Record extracts.
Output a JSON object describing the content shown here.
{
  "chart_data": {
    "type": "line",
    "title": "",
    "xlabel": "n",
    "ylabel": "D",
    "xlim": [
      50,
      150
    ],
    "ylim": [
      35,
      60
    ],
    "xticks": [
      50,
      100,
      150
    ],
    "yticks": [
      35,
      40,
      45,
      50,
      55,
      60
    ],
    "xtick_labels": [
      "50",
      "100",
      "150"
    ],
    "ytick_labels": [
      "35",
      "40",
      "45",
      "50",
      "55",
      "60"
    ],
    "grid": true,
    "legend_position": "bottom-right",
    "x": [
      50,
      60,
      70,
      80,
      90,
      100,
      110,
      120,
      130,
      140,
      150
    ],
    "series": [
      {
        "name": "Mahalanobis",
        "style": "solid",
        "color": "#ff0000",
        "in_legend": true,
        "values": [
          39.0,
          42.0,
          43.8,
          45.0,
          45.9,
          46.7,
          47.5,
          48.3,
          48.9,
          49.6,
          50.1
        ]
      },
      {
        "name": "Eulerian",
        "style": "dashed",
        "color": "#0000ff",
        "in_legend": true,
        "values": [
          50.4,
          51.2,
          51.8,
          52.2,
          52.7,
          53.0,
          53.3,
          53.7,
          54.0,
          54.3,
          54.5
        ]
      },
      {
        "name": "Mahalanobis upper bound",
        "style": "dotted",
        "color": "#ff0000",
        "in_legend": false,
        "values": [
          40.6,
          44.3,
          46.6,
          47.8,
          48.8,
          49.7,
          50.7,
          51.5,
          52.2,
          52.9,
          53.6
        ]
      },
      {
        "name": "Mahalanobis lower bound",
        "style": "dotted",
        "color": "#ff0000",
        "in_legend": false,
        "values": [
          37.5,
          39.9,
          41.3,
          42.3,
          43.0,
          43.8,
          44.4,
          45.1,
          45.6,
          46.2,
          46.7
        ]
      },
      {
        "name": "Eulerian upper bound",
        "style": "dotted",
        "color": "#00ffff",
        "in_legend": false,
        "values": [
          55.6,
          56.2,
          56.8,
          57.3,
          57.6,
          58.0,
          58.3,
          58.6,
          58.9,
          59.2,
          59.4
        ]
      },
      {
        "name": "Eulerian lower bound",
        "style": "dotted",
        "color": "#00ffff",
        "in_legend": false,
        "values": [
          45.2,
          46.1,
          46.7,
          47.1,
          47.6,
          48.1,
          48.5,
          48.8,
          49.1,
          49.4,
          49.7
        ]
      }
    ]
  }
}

The task. Gather from the entries above all lines that include the string "Eulerian".

Full solution.
        "name": "Eulerian",
        "name": "Eulerian upper bound",
        "name": "Eulerian lower bound",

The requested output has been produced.